AIM: Read the records and gather each line that includes "document".

DATASET:
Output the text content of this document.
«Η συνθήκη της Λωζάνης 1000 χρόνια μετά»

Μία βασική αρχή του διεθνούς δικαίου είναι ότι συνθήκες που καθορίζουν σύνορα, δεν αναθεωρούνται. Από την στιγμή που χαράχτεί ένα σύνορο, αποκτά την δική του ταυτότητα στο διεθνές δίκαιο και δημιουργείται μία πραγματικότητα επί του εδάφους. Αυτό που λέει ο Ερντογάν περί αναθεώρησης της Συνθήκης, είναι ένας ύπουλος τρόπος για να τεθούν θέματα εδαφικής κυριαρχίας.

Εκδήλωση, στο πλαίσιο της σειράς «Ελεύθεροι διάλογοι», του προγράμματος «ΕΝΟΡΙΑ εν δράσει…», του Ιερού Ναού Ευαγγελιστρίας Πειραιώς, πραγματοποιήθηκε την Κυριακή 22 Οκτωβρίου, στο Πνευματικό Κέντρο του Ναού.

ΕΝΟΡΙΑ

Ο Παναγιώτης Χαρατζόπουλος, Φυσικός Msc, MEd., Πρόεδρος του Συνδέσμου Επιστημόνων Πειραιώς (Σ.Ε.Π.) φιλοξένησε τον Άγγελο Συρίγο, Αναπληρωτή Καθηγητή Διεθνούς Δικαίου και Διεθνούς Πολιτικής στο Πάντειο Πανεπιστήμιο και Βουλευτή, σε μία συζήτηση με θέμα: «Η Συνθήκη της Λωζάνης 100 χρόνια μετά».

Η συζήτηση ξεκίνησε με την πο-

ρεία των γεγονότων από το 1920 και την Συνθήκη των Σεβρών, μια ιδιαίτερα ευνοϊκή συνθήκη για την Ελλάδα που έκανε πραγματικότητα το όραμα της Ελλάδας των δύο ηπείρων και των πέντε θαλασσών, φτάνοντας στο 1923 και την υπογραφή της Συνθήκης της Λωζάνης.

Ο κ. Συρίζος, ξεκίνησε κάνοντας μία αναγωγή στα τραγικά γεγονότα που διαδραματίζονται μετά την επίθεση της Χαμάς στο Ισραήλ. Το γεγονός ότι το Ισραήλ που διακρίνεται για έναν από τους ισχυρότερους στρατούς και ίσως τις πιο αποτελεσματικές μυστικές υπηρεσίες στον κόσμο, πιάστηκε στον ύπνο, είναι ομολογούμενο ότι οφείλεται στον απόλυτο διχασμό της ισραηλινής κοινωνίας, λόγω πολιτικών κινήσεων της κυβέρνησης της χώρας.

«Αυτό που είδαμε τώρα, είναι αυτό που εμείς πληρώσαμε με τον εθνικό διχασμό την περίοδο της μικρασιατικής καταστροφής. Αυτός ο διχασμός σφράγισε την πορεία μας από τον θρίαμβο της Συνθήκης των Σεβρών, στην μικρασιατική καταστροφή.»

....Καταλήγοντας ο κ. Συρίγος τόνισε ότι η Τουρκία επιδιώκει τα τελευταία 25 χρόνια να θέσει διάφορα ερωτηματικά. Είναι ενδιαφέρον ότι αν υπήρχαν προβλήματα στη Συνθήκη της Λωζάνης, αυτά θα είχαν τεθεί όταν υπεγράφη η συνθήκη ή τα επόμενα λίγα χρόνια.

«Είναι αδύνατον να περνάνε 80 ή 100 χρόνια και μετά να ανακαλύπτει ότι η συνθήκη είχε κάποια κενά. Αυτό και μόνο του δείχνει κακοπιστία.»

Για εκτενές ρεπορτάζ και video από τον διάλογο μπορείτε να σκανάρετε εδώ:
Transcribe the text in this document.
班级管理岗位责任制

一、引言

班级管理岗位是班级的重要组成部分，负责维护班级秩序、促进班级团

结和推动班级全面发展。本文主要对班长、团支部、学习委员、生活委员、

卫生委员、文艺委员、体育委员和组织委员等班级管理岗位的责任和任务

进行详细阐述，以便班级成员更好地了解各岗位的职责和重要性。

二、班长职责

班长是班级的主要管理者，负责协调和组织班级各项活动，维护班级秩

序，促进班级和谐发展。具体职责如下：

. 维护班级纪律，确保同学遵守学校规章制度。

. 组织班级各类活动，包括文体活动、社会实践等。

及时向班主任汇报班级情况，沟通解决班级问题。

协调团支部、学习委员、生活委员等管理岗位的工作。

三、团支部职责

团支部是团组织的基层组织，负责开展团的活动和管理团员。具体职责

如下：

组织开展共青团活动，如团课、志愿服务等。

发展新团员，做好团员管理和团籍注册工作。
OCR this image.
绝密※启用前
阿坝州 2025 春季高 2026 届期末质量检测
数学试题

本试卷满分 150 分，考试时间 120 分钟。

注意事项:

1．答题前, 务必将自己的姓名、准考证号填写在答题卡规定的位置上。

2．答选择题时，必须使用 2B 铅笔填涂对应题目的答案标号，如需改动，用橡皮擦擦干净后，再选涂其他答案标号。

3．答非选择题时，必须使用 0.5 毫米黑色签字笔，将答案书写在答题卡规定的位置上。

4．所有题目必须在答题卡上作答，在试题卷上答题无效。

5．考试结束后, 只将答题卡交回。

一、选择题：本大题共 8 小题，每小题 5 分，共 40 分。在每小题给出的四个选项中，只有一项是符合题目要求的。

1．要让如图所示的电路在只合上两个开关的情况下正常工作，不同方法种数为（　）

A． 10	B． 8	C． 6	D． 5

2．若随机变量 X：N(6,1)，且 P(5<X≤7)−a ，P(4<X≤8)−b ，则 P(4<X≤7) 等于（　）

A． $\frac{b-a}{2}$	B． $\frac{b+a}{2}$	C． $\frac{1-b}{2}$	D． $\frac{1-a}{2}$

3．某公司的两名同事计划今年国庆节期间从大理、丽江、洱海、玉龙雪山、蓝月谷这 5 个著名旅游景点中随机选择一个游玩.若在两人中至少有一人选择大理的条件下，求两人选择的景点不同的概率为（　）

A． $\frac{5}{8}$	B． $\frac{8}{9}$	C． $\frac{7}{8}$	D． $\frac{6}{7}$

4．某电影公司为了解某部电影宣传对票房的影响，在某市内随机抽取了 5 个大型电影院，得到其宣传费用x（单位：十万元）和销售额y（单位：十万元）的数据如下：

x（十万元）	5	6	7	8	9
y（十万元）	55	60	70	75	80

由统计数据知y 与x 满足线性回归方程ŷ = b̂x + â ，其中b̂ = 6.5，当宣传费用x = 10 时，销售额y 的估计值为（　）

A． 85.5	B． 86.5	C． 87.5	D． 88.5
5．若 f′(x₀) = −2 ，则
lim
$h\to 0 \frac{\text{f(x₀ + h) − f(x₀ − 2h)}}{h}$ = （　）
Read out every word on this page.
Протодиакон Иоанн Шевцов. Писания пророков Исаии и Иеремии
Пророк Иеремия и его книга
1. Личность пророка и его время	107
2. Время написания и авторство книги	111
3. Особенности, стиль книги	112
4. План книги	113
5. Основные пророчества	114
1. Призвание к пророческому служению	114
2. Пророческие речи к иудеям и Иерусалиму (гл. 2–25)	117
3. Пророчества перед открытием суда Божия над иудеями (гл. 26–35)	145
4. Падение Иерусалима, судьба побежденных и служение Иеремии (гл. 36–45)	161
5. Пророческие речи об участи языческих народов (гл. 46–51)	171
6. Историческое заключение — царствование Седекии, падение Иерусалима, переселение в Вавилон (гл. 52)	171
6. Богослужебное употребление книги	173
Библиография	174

FINAL RESULT:
Output the text content of this document.
Transcribe the text in this document.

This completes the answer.